(begin)

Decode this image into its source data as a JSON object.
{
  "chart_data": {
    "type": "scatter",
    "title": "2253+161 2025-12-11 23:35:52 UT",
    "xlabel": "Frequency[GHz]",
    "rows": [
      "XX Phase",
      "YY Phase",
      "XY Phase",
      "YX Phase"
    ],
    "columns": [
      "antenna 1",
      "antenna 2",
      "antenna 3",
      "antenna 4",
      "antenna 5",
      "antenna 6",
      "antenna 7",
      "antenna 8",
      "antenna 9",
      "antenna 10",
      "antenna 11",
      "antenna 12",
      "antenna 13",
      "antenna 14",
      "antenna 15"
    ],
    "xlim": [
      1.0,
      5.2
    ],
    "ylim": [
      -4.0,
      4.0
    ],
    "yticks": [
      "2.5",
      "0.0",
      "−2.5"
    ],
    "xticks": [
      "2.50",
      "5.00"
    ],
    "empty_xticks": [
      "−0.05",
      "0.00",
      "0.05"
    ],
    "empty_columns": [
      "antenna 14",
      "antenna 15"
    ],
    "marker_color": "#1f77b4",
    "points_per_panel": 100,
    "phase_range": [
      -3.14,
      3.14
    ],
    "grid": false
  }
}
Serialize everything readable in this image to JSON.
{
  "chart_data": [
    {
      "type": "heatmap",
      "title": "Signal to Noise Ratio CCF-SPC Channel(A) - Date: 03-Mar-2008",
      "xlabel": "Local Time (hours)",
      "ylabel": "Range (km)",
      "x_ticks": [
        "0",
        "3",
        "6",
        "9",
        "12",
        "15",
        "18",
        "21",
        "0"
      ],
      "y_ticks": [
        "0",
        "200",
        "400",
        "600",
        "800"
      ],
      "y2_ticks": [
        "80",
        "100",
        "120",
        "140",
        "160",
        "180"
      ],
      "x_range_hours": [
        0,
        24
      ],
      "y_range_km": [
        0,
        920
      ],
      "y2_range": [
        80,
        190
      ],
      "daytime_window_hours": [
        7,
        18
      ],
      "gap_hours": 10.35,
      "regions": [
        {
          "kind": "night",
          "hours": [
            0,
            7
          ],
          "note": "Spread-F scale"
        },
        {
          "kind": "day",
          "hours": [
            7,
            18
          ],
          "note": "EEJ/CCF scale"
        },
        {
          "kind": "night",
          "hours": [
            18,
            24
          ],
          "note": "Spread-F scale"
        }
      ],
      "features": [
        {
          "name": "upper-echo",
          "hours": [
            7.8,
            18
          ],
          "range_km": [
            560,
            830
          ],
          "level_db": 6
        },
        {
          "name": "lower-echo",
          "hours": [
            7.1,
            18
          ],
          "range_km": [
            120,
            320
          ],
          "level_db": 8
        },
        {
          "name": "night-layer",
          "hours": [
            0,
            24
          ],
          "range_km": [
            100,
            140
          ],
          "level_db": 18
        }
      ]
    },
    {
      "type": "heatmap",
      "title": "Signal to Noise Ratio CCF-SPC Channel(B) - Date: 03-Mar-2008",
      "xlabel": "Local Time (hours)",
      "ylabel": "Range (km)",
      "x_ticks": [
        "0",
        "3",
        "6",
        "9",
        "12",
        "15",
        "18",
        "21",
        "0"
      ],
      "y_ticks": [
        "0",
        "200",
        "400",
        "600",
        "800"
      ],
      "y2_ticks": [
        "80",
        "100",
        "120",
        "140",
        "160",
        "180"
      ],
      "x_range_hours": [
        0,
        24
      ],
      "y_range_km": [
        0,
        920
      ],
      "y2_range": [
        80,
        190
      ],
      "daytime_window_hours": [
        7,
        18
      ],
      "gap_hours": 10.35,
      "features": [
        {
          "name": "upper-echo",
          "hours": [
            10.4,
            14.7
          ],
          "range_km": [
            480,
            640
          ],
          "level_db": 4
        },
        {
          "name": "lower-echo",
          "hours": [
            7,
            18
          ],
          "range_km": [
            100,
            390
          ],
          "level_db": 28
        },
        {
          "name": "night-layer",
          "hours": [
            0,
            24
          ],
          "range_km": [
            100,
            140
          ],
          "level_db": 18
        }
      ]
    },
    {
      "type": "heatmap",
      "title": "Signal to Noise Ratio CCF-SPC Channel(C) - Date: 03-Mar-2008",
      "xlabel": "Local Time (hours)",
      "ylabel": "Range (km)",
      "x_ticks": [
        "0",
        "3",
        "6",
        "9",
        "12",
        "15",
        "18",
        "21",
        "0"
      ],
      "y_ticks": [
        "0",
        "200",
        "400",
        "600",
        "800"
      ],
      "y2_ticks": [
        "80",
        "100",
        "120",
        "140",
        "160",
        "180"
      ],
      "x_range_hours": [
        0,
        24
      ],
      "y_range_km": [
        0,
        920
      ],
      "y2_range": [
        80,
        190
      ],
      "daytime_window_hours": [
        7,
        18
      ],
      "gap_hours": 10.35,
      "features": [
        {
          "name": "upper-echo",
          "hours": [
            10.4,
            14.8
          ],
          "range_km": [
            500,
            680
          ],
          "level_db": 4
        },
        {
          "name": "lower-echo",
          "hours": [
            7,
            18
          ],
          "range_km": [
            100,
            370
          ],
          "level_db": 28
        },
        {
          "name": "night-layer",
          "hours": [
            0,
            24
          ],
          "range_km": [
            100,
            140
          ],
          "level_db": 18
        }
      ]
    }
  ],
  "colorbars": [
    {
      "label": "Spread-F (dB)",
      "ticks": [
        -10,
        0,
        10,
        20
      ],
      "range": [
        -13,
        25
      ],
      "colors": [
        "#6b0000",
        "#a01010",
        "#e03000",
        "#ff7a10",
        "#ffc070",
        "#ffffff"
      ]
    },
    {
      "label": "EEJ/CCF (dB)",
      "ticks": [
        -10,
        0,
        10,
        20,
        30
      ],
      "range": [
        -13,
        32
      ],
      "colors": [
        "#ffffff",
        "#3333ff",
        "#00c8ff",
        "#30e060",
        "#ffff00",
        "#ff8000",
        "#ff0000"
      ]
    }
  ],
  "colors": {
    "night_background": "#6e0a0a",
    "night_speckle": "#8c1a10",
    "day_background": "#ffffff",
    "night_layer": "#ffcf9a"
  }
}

(end)

**Directive**: Return the lines above exactly, keeping every word.

**Completed exercise**:
Decode this image into its source data as a JSON object.
{
  "chart_data": {
    "type": "scatter",
    "title": "2253+161 2025-12-11 23:35:52 UT",
    "xlabel": "Frequency[GHz]",
    "rows": [
      "XX Phase",
      "YY Phase",
      "XY Phase",
      "YX Phase"
    ],
    "columns": [
      "antenna 1",
      "antenna 2",
      "antenna 3",
      "antenna 4",
      "antenna 5",
      "antenna 6",
      "antenna 7",
      "antenna 8",
      "antenna 9",
      "antenna 10",
      "antenna 11",
      "antenna 12",
      "antenna 13",
      "antenna 14",
      "antenna 15"
    ],
    "xlim": [
      1.0,
      5.2
    ],
    "ylim": [
      -4.0,
      4.0
    ],
    "yticks": [
      "2.5",
      "0.0",
      "−2.5"
    ],
    "xticks": [
      "2.50",
      "5.00"
    ],
    "empty_xticks": [
      "−0.05",
      "0.00",
      "0.05"
    ],
    "empty_columns": [
      "antenna 14",
      "antenna 15"
    ],
    "marker_color": "#1f77b4",
    "points_per_panel": 100,
    "phase_range": [
      -3.14,
      3.14
    ],
    "grid": false
  }
}
Serialize everything readable in this image to JSON.
{
  "chart_data": [
    {
      "type": "heatmap",
      "title": "Signal to Noise Ratio CCF-SPC Channel(A) - Date: 03-Mar-2008",
      "xlabel": "Local Time (hours)",
      "ylabel": "Range (km)",
      "x_ticks": [
        "0",
        "3",
        "6",
        "9",
        "12",
        "15",
        "18",
        "21",
        "0"
      ],
      "y_ticks": [
        "0",
        "200",
        "400",
        "600",
        "800"
      ],
      "y2_ticks": [
        "80",
        "100",
        "120",
        "140",
        "160",
        "180"
      ],
      "x_range_hours": [
        0,
        24
      ],
      "y_range_km": [
        0,
        920
      ],
      "y2_range": [
        80,
        190
      ],
      "daytime_window_hours": [
        7,
        18
      ],
      "gap_hours": 10.35,
      "regions": [
        {
          "kind": "night",
          "hours": [
            0,
            7
          ],
          "note": "Spread-F scale"
        },
        {
          "kind": "day",
          "hours": [
            7,
            18
          ],
          "note": "EEJ/CCF scale"
        },
        {
          "kind": "night",
          "hours": [
            18,
            24
          ],
          "note": "Spread-F scale"
        }
      ],
      "features": [
        {
          "name": "upper-echo",
          "hours": [
            7.8,
            18
          ],
          "range_km": [
            560,
            830
          ],
          "level_db": 6
        },
        {
          "name": "lower-echo",
          "hours": [
            7.1,
            18
          ],
          "range_km": [
            120,
            320
          ],
          "level_db": 8
        },
        {
          "name": "night-layer",
          "hours": [
            0,
            24
          ],
          "range_km": [
            100,
            140
          ],
          "level_db": 18
        }
      ]
    },
    {
      "type": "heatmap",
      "title": "Signal to Noise Ratio CCF-SPC Channel(B) - Date: 03-Mar-2008",
      "xlabel": "Local Time (hours)",
      "ylabel": "Range (km)",
      "x_ticks": [
        "0",
        "3",
        "6",
        "9",
        "12",
        "15",
        "18",
        "21",
        "0"
      ],
      "y_ticks": [
        "0",
        "200",
        "400",
        "600",
        "800"
      ],
      "y2_ticks": [
        "80",
        "100",
        "120",
        "140",
        "160",
        "180"
      ],
      "x_range_hours": [
        0,
        24
      ],
      "y_range_km": [
        0,
        920
      ],
      "y2_range": [
        80,
        190
      ],
      "daytime_window_hours": [
        7,
        18
      ],
      "gap_hours": 10.35,
      "features": [
        {
          "name": "upper-echo",
          "hours": [
            10.4,
            14.7
          ],
          "range_km": [
            480,
            640
          ],
          "level_db": 4
        },
        {
          "name": "lower-echo",
          "hours": [
            7,
            18
          ],
          "range_km": [
            100,
            390
          ],
          "level_db": 28
        },
        {
          "name": "night-layer",
          "hours": [
            0,
            24
          ],
          "range_km": [
            100,
            140
          ],
          "level_db": 18
        }
      ]
    },
    {
      "type": "heatmap",
      "title": "Signal to Noise Ratio CCF-SPC Channel(C) - Date: 03-Mar-2008",
      "xlabel": "Local Time (hours)",
      "ylabel": "Range (km)",
      "x_ticks": [
        "0",
        "3",
        "6",
        "9",
        "12",
        "15",
        "18",
        "21",
        "0"
      ],
      "y_ticks": [
        "0",
        "200",
        "400",
        "600",
        "800"
      ],
      "y2_ticks": [
        "80",
        "100",
        "120",
        "140",
        "160",
        "180"
      ],
      "x_range_hours": [
        0,
        24
      ],
      "y_range_km": [
        0,
        920
      ],
      "y2_range": [
        80,
        190
      ],
      "daytime_window_hours": [
        7,
        18
      ],
      "gap_hours": 10.35,
      "features": [
        {
          "name": "upper-echo",
          "hours": [
            10.4,
            14.8
          ],
          "range_km": [
            500,
            680
          ],
          "level_db": 4
        },
        {
          "name": "lower-echo",
          "hours": [
            7,
            18
          ],
          "range_km": [
            100,
            370
          ],
          "level_db": 28
        },
        {
          "name": "night-layer",
          "hours": [
            0,
            24
          ],
          "range_km": [
            100,
            140
          ],
          "level_db": 18
        }
      ]
    }
  ],
  "colorbars": [
    {
      "label": "Spread-F (dB)",
      "ticks": [
        -10,
        0,
        10,
        20
      ],
      "range": [
        -13,
        25
      ],
      "colors": [
        "#6b0000",
        "#a01010",
        "#e03000",
        "#ff7a10",
        "#ffc070",
        "#ffffff"
      ]
    },
    {
      "label": "EEJ/CCF (dB)",
      "ticks": [
        -10,
        0,
        10,
        20,
        30
      ],
      "range": [
        -13,
        32
      ],
      "colors": [
        "#ffffff",
        "#3333ff",
        "#00c8ff",
        "#30e060",
        "#ffff00",
        "#ff8000",
        "#ff0000"
      ]
    }
  ],
  "colors": {
    "night_background": "#6e0a0a",
    "night_speckle": "#8c1a10",
    "day_background": "#ffffff",
    "night_layer": "#ffcf9a"
  }
}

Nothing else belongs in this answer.